Encontramos ainda 3 anexos ao diploma.
— o primeiro, referente ao modo de cálculo da XXXX;
— o segundo, atinente à informação normalizada europeia em matéria de crédito aos consumidores;
— o terceiro, relativo à informação normalizada em sede de descobertos, créditos concedidos por certas organizações e conversão de dívidas.
O presente texto destaca, especialmente, o terceiro capítulo, o qual, para além da maior dimensão normativa em relação ao texto antigo (arts. 12º a 23º, portanto 12 disposições3), dá realce a novas matérias (cfr. art. 20º), a novas particularidades quanto a assuntos já tratados (art. 17º e art. 19º) ou a clarificações na esteira da doutrina e da jurisprudência portuguesas (art. 18º), sem prejuízo de, nalguns casos, a temática se manter imodificada (v.g., art. 22º).
- - -
■ O pedido ■
Transcreva, do excerto sobre o diploma do crédito aos consumidores, o trecho que vai de "Encontramos ainda 3" até "(v.g., art. 22º).".
- - -
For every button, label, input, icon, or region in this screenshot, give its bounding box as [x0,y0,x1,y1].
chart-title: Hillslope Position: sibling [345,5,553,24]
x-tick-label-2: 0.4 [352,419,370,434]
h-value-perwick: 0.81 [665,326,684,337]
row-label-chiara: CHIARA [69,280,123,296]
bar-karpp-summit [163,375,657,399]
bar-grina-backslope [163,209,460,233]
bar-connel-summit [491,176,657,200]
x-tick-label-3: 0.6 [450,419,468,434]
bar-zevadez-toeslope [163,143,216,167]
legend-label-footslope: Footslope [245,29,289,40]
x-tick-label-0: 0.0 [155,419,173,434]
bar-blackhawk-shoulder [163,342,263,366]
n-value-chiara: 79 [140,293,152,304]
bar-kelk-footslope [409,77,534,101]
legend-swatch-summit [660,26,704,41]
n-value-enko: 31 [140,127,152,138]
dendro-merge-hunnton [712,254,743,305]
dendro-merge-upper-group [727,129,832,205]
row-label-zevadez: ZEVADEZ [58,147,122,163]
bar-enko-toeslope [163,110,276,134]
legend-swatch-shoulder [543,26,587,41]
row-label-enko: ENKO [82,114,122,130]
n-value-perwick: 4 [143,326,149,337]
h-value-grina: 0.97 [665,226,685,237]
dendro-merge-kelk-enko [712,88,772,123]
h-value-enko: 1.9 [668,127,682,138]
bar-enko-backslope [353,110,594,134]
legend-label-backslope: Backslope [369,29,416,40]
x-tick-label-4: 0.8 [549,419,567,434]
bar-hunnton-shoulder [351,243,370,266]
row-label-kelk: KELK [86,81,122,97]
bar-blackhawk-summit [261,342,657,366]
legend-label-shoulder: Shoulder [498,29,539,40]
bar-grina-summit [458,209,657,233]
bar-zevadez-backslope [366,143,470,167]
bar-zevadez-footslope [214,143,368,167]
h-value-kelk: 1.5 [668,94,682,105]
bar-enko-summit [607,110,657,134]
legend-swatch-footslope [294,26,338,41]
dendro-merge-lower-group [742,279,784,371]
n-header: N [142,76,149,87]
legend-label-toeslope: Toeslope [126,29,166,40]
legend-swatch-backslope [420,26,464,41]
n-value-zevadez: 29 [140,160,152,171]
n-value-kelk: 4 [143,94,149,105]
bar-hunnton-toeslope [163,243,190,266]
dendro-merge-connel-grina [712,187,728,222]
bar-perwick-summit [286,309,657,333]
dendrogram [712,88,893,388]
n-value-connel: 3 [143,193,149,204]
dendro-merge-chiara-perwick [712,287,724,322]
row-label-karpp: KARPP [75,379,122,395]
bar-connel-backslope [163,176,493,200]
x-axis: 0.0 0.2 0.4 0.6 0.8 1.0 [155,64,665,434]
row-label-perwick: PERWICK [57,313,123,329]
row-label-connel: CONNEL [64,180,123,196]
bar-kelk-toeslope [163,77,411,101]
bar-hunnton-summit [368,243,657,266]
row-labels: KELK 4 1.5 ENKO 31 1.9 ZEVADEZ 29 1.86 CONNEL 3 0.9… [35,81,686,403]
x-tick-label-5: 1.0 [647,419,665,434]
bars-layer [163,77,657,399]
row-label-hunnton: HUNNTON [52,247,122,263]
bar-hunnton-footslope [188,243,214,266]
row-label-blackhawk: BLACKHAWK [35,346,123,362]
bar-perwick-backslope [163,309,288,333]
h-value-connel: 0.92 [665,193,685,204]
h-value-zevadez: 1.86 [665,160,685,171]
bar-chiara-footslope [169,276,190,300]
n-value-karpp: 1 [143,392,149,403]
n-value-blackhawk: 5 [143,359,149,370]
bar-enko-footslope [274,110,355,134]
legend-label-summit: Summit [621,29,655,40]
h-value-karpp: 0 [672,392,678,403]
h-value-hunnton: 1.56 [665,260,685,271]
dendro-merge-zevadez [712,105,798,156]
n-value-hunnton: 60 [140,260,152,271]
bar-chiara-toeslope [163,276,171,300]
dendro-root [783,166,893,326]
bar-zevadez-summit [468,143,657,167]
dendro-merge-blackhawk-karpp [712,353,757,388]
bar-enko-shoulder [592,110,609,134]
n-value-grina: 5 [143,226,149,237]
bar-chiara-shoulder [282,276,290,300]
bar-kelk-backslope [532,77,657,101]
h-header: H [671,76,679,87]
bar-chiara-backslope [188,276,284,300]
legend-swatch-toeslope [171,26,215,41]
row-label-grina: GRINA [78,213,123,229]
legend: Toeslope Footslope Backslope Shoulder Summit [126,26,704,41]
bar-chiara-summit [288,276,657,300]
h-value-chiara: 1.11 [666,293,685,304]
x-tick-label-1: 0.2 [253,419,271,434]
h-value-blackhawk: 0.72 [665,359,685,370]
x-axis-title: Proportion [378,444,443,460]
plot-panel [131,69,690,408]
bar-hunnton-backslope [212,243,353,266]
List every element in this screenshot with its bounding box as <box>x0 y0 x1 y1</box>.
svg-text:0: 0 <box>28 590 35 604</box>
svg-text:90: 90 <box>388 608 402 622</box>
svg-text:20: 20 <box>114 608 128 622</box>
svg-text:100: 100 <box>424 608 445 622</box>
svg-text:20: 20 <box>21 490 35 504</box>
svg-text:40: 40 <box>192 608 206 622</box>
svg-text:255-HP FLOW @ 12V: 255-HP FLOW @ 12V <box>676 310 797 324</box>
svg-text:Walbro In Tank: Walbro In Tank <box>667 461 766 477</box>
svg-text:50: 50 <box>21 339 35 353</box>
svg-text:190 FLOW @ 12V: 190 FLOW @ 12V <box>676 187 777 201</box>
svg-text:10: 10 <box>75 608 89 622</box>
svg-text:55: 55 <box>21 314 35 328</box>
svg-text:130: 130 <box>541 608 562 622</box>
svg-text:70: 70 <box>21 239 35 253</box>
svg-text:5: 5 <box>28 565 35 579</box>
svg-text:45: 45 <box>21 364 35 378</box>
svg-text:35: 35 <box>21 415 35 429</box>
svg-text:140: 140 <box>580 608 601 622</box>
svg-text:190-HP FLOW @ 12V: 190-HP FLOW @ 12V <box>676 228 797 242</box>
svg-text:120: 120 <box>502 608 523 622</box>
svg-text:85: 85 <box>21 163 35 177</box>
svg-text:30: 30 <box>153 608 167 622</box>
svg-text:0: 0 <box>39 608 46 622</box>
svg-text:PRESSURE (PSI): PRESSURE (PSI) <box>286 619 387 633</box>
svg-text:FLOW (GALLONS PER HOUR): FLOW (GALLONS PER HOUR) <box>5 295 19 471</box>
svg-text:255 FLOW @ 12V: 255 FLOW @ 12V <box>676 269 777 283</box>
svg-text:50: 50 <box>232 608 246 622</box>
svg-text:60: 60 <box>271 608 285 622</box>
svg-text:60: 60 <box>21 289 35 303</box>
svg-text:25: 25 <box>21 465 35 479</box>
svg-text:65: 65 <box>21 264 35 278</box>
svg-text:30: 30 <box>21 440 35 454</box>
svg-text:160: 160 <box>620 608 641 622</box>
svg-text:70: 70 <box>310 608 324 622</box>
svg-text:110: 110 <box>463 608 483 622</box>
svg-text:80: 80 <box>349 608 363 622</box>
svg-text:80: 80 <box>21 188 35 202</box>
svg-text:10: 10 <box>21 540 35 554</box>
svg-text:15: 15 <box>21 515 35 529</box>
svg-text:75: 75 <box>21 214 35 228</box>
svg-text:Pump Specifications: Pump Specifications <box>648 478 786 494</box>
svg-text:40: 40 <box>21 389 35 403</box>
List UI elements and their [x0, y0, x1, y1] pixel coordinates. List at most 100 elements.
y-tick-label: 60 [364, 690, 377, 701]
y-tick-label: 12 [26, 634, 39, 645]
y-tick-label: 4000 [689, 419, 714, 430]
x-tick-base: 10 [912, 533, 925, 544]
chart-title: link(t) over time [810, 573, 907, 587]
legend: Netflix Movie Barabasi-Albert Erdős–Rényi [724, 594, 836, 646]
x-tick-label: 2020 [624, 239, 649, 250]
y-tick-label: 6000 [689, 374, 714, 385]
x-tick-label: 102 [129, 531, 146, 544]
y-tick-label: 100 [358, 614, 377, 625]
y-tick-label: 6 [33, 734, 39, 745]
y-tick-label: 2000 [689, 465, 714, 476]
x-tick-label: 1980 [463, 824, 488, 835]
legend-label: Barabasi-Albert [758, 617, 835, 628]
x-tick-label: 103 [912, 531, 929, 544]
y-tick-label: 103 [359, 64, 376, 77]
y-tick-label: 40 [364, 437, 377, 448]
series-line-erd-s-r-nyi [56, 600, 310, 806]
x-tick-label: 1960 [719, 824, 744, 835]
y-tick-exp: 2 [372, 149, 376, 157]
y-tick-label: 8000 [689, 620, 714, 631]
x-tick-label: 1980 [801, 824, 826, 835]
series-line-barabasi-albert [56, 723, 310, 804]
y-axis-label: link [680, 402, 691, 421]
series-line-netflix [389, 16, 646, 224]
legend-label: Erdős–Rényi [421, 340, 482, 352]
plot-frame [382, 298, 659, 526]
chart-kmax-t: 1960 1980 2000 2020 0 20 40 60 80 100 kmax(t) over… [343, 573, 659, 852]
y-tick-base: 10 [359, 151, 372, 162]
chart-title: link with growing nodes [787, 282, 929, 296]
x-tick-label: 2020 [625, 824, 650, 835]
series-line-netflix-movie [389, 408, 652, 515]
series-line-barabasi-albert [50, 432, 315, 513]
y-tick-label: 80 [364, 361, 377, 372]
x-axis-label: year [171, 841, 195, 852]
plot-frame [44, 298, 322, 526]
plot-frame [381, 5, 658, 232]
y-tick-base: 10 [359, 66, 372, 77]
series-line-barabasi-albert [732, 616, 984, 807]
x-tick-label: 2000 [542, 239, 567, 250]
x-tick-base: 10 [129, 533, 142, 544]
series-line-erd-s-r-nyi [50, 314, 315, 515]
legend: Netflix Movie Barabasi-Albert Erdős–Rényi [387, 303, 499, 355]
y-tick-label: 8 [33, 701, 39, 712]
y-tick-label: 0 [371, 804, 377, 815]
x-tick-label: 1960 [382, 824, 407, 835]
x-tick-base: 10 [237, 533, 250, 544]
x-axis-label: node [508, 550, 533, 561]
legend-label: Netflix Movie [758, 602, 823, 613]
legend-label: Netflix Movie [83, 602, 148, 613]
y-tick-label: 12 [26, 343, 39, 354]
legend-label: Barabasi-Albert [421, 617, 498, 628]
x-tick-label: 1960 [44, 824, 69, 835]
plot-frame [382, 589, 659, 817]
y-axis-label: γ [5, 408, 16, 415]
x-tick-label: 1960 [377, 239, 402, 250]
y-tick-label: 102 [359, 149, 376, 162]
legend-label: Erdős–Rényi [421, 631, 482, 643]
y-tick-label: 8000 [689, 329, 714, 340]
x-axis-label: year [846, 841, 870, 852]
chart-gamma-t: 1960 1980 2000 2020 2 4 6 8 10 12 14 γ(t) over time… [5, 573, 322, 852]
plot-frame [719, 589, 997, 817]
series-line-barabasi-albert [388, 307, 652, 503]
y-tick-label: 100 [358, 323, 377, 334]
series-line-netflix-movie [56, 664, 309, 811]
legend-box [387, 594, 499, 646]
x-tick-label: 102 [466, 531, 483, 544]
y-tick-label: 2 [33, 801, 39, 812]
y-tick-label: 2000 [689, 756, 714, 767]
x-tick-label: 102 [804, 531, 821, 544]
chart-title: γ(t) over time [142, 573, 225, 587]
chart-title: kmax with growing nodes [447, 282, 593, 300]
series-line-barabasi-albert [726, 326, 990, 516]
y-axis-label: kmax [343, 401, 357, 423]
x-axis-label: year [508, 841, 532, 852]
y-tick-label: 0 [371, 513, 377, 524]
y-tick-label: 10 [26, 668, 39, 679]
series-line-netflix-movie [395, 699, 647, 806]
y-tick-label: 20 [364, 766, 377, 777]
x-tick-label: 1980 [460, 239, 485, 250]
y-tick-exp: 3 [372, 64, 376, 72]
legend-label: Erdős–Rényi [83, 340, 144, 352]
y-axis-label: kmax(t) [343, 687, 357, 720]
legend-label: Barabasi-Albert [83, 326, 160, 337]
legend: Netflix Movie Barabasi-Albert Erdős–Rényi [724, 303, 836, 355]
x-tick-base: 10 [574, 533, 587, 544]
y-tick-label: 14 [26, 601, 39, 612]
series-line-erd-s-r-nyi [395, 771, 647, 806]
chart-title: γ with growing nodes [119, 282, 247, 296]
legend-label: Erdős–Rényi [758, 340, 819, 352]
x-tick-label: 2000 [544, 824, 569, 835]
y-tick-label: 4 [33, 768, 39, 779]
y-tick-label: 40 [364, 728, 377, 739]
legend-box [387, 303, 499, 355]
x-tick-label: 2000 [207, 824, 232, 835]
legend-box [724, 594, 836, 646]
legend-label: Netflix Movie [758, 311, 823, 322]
- - -
■ Tarefa concluída ■
Encontramos ainda 3 anexos ao diploma.
— o primeiro, referente ao modo de cálculo da XXXX;
— o segundo, atinente à informação normalizada europeia em matéria de crédito aos consumidores;
— o terceiro, relativo à informação normalizada em sede de descobertos, créditos concedidos por certas organizações e conversão de dívidas.
O presente texto destaca, especialmente, o terceiro capítulo, o qual, para além da maior dimensão normativa em relação ao texto antigo (arts. 12º a 23º, portanto 12 disposições3), dá realce a novas matérias (cfr. art. 20º), a novas particularidades quanto a assuntos já tratados (art. 17º e art. 19º) ou a clarificações na esteira da doutrina e da jurisprudência portuguesas (art. 18º), sem prejuízo de, nalguns casos, a temática se manter imodificada (v.g., art. 22º).